WRITTEN EXERCISE:
Make a verbatim copy of the entries below; pictures stay out.

[Saved entries]
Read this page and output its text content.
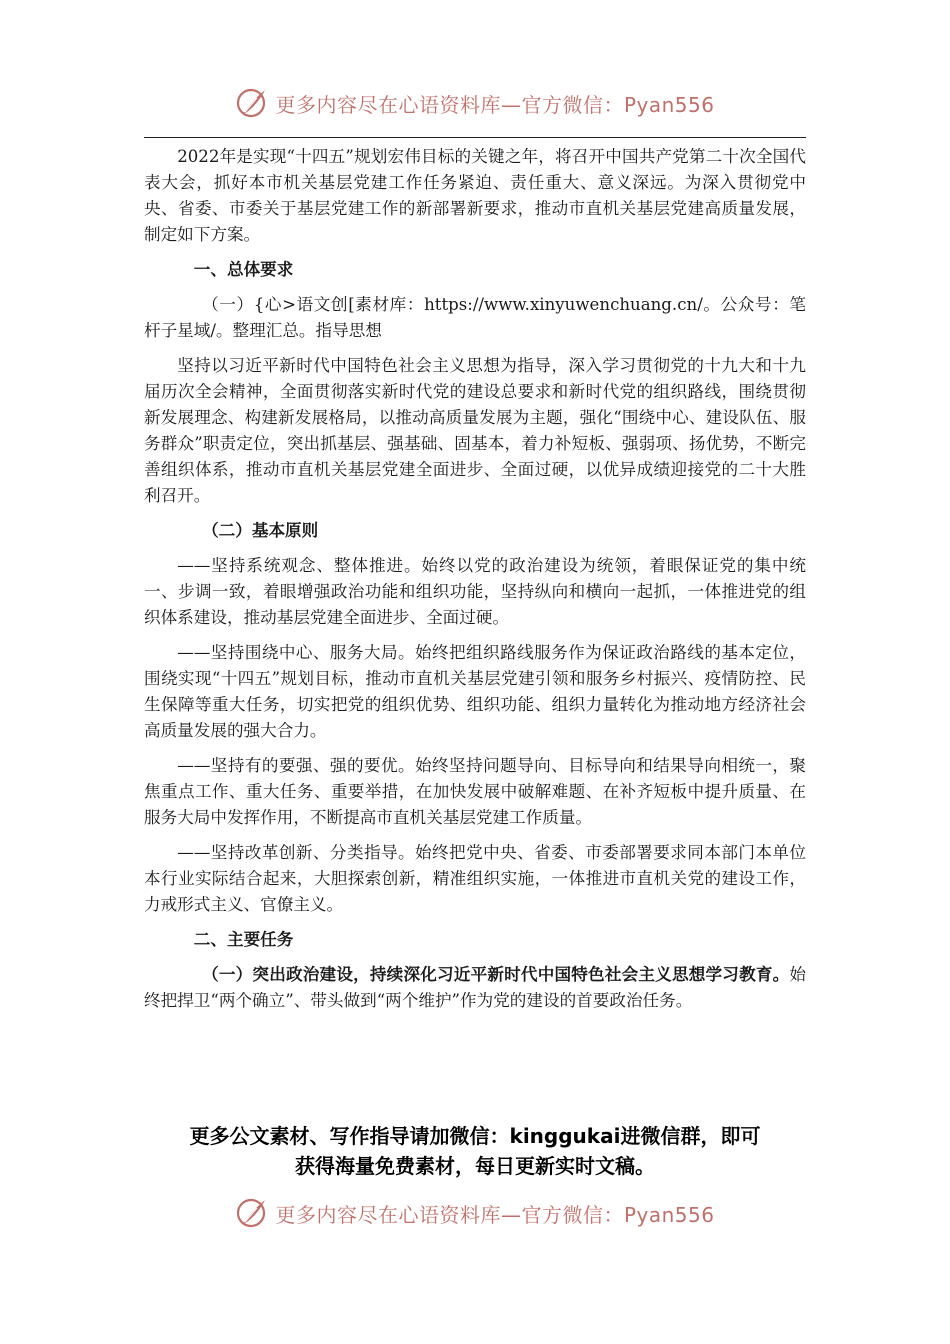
更多内容尽在心语资料库—官方微信：Pyan556

2022年是实现“十四五”规划宏伟目标的关键之年，将召开中国共产党第二十次全国代表大会，抓好本市机关基层党建工作任务紧迫、责任重大、意义深远。为深入贯彻党中央、省委、市委关于基层党建工作的新部署新要求，推动市直机关基层党建高质量发展，制定如下方案。

一、总体要求

（一）{心>语文创[素材库：https://www.xinyuwenchuang.cn/。公众号：笔杆子星域/。整理汇总。指导思想

坚持以习近平新时代中国特色社会主义思想为指导，深入学习贯彻党的十九大和十九届历次全会精神，全面贯彻落实新时代党的建设总要求和新时代党的组织路线，围绕贯彻新发展理念、构建新发展格局，以推动高质量发展为主题，强化“围绕中心、建设队伍、服务群众”职责定位，突出抓基层、强基础、固基本，着力补短板、强弱项、扬优势，不断完善组织体系，推动市直机关基层党建全面进步、全面过硬，以优异成绩迎接党的二十大胜利召开。

（二）基本原则

——坚持系统观念、整体推进。始终以党的政治建设为统领，着眼保证党的集中统一、步调一致，着眼增强政治功能和组织功能，坚持纵向和横向一起抓，一体推进党的组织体系建设，推动基层党建全面进步、全面过硬。

——坚持围绕中心、服务大局。始终把组织路线服务作为保证政治路线的基本定位，围绕实现“十四五”规划目标，推动市直机关基层党建引领和服务乡村振兴、疫情防控、民生保障等重大任务，切实把党的组织优势、组织功能、组织力量转化为推动地方经济社会高质量发展的强大合力。

——坚持有的要强、强的要优。始终坚持问题导向、目标导向和结果导向相统一，聚焦重点工作、重大任务、重要举措，在加快发展中破解难题、在补齐短板中提升质量、在服务大局中发挥作用，不断提高市直机关基层党建工作质量。

——坚持改革创新、分类指导。始终把党中央、省委、市委部署要求同本部门本单位本行业实际结合起来，大胆探索创新，精准组织实施，一体推进市直机关党的建设工作，力戒形式主义、官僚主义。

二、主要任务

（一）突出政治建设，持续深化习近平新时代中国特色社会主义思想学习教育。始终把捍卫“两个确立”、带头做到“两个维护”作为党的建设的首要政治任务。

更多公文素材、写作指导请加微信：kinggukai进微信群，即可
获得海量免费素材，每日更新实时文稿。
更多内容尽在心语资料库—官方微信：Pyan556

IN RESPONSE:
Read this page and output its text content.
更多内容尽在心语资料库—官方微信：Pyan556

2022年是实现“十四五”规划宏伟目标的关键之年，将召开中国共产党第二十次全国代表大会，抓好本市机关基层党建工作任务紧迫、责任重大、意义深远。为深入贯彻党中央、省委、市委关于基层党建工作的新部署新要求，推动市直机关基层党建高质量发展，制定如下方案。

一、总体要求

（一）{心>语文创[素材库：https://www.xinyuwenchuang.cn/。公众号：笔杆子星域/。整理汇总。指导思想

坚持以习近平新时代中国特色社会主义思想为指导，深入学习贯彻党的十九大和十九届历次全会精神，全面贯彻落实新时代党的建设总要求和新时代党的组织路线，围绕贯彻新发展理念、构建新发展格局，以推动高质量发展为主题，强化“围绕中心、建设队伍、服务群众”职责定位，突出抓基层、强基础、固基本，着力补短板、强弱项、扬优势，不断完善组织体系，推动市直机关基层党建全面进步、全面过硬，以优异成绩迎接党的二十大胜利召开。

（二）基本原则

——坚持系统观念、整体推进。始终以党的政治建设为统领，着眼保证党的集中统一、步调一致，着眼增强政治功能和组织功能，坚持纵向和横向一起抓，一体推进党的组织体系建设，推动基层党建全面进步、全面过硬。

——坚持围绕中心、服务大局。始终把组织路线服务作为保证政治路线的基本定位，围绕实现“十四五”规划目标，推动市直机关基层党建引领和服务乡村振兴、疫情防控、民生保障等重大任务，切实把党的组织优势、组织功能、组织力量转化为推动地方经济社会高质量发展的强大合力。

——坚持有的要强、强的要优。始终坚持问题导向、目标导向和结果导向相统一，聚焦重点工作、重大任务、重要举措，在加快发展中破解难题、在补齐短板中提升质量、在服务大局中发挥作用，不断提高市直机关基层党建工作质量。

——坚持改革创新、分类指导。始终把党中央、省委、市委部署要求同本部门本单位本行业实际结合起来，大胆探索创新，精准组织实施，一体推进市直机关党的建设工作，力戒形式主义、官僚主义。

二、主要任务

（一）突出政治建设，持续深化习近平新时代中国特色社会主义思想学习教育。始终把捍卫“两个确立”、带头做到“两个维护”作为党的建设的首要政治任务。

更多公文素材、写作指导请加微信：kinggukai进微信群，即可
获得海量免费素材，每日更新实时文稿。
更多内容尽在心语资料库—官方微信：Pyan556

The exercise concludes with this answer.